**WHAT YOU HAVE TO DO**
Print the complete set of entries exactly.

Items from a dataset
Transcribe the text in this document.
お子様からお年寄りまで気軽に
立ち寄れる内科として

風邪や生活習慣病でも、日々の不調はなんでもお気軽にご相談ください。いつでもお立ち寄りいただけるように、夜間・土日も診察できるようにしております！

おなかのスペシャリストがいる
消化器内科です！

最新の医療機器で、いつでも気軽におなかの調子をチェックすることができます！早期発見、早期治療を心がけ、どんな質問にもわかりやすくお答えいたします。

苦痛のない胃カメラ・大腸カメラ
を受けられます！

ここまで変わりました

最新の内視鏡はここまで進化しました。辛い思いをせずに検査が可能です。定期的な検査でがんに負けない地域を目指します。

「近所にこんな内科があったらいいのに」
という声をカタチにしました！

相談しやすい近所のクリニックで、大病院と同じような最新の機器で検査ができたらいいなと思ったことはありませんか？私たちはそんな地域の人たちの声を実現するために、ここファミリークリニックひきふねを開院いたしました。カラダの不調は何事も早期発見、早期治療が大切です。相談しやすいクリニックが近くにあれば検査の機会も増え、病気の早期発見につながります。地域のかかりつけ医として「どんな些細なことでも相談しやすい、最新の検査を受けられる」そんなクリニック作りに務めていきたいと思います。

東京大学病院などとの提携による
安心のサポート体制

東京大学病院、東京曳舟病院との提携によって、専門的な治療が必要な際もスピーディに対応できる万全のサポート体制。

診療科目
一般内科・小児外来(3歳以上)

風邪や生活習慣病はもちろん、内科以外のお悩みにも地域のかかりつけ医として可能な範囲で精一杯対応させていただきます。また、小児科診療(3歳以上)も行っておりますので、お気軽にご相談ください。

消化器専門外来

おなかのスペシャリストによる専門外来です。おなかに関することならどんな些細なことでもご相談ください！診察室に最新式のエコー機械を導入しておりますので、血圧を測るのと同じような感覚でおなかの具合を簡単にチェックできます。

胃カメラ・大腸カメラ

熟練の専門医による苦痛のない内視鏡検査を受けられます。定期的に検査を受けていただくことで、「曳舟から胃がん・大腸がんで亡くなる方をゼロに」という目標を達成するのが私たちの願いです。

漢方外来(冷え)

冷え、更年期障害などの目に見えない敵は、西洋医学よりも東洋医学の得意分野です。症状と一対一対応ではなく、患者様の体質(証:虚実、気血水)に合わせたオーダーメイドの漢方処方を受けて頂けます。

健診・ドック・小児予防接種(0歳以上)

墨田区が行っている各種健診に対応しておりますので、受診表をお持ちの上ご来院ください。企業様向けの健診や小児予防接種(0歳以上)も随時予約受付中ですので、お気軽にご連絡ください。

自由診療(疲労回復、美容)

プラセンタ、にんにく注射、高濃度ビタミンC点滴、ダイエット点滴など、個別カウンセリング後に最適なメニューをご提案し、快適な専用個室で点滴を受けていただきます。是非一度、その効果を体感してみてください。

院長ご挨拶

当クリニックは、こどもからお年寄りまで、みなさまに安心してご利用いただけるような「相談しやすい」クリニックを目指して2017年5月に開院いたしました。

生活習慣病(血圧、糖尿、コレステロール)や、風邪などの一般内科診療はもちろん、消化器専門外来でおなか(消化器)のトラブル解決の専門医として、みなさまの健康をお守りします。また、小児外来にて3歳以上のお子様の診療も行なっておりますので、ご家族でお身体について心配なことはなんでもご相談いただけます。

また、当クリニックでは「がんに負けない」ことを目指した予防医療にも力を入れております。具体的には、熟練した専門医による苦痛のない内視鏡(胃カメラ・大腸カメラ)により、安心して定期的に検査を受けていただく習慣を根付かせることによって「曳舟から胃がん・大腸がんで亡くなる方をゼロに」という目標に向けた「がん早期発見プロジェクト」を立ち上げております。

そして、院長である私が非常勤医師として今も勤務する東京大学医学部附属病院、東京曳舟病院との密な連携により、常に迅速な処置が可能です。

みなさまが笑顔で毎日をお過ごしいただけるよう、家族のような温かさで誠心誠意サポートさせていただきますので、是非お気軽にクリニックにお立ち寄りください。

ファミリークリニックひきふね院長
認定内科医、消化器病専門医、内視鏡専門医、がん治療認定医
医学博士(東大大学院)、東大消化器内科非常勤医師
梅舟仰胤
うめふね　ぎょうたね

**SOLUTION TO THIS EXERCISE**
Transcribe the text in this document.
お子様からお年寄りまで気軽に
立ち寄れる内科として

風邪や生活習慣病でも、日々の不調はなんでもお気軽にご相談ください。いつでもお立ち寄りいただけるように、夜間・土日も診察できるようにしております！

おなかのスペシャリストがいる
消化器内科です！

最新の医療機器で、いつでも気軽におなかの調子をチェックすることができます！早期発見、早期治療を心がけ、どんな質問にもわかりやすくお答えいたします。

苦痛のない胃カメラ・大腸カメラ
を受けられます！

ここまで変わりました

最新の内視鏡はここまで進化しました。辛い思いをせずに検査が可能です。定期的な検査でがんに負けない地域を目指します。

「近所にこんな内科があったらいいのに」
という声をカタチにしました！

相談しやすい近所のクリニックで、大病院と同じような最新の機器で検査ができたらいいなと思ったことはありませんか？私たちはそんな地域の人たちの声を実現するために、ここファミリークリニックひきふねを開院いたしました。カラダの不調は何事も早期発見、早期治療が大切です。相談しやすいクリニックが近くにあれば検査の機会も増え、病気の早期発見につながります。地域のかかりつけ医として「どんな些細なことでも相談しやすい、最新の検査を受けられる」そんなクリニック作りに務めていきたいと思います。

東京大学病院などとの提携による
安心のサポート体制

東京大学病院、東京曳舟病院との提携によって、専門的な治療が必要な際もスピーディに対応できる万全のサポート体制。

診療科目
一般内科・小児外来(3歳以上)

風邪や生活習慣病はもちろん、内科以外のお悩みにも地域のかかりつけ医として可能な範囲で精一杯対応させていただきます。また、小児科診療(3歳以上)も行っておりますので、お気軽にご相談ください。

消化器専門外来

おなかのスペシャリストによる専門外来です。おなかに関することならどんな些細なことでもご相談ください！診察室に最新式のエコー機械を導入しておりますので、血圧を測るのと同じような感覚でおなかの具合を簡単にチェックできます。

胃カメラ・大腸カメラ

熟練の専門医による苦痛のない内視鏡検査を受けられます。定期的に検査を受けていただくことで、「曳舟から胃がん・大腸がんで亡くなる方をゼロに」という目標を達成するのが私たちの願いです。

漢方外来(冷え)

冷え、更年期障害などの目に見えない敵は、西洋医学よりも東洋医学の得意分野です。症状と一対一対応ではなく、患者様の体質(証:虚実、気血水)に合わせたオーダーメイドの漢方処方を受けて頂けます。

健診・ドック・小児予防接種(0歳以上)

墨田区が行っている各種健診に対応しておりますので、受診表をお持ちの上ご来院ください。企業様向けの健診や小児予防接種(0歳以上)も随時予約受付中ですので、お気軽にご連絡ください。

自由診療(疲労回復、美容)

プラセンタ、にんにく注射、高濃度ビタミンC点滴、ダイエット点滴など、個別カウンセリング後に最適なメニューをご提案し、快適な専用個室で点滴を受けていただきます。是非一度、その効果を体感してみてください。

院長ご挨拶

当クリニックは、こどもからお年寄りまで、みなさまに安心してご利用いただけるような「相談しやすい」クリニックを目指して2017年5月に開院いたしました。

生活習慣病(血圧、糖尿、コレステロール)や、風邪などの一般内科診療はもちろん、消化器専門外来でおなか(消化器)のトラブル解決の専門医として、みなさまの健康をお守りします。また、小児外来にて3歳以上のお子様の診療も行なっておりますので、ご家族でお身体について心配なことはなんでもご相談いただけます。

また、当クリニックでは「がんに負けない」ことを目指した予防医療にも力を入れております。具体的には、熟練した専門医による苦痛のない内視鏡(胃カメラ・大腸カメラ)により、安心して定期的に検査を受けていただく習慣を根付かせることによって「曳舟から胃がん・大腸がんで亡くなる方をゼロに」という目標に向けた「がん早期発見プロジェクト」を立ち上げております。

そして、院長である私が非常勤医師として今も勤務する東京大学医学部附属病院、東京曳舟病院との密な連携により、常に迅速な処置が可能です。

みなさまが笑顔で毎日をお過ごしいただけるよう、家族のような温かさで誠心誠意サポートさせていただきますので、是非お気軽にクリニックにお立ち寄りください。

ファミリークリニックひきふね院長
認定内科医、消化器病専門医、内視鏡専門医、がん治療認定医
医学博士(東大大学院)、東大消化器内科非常勤医師
梅舟仰胤
うめふね　ぎょうたね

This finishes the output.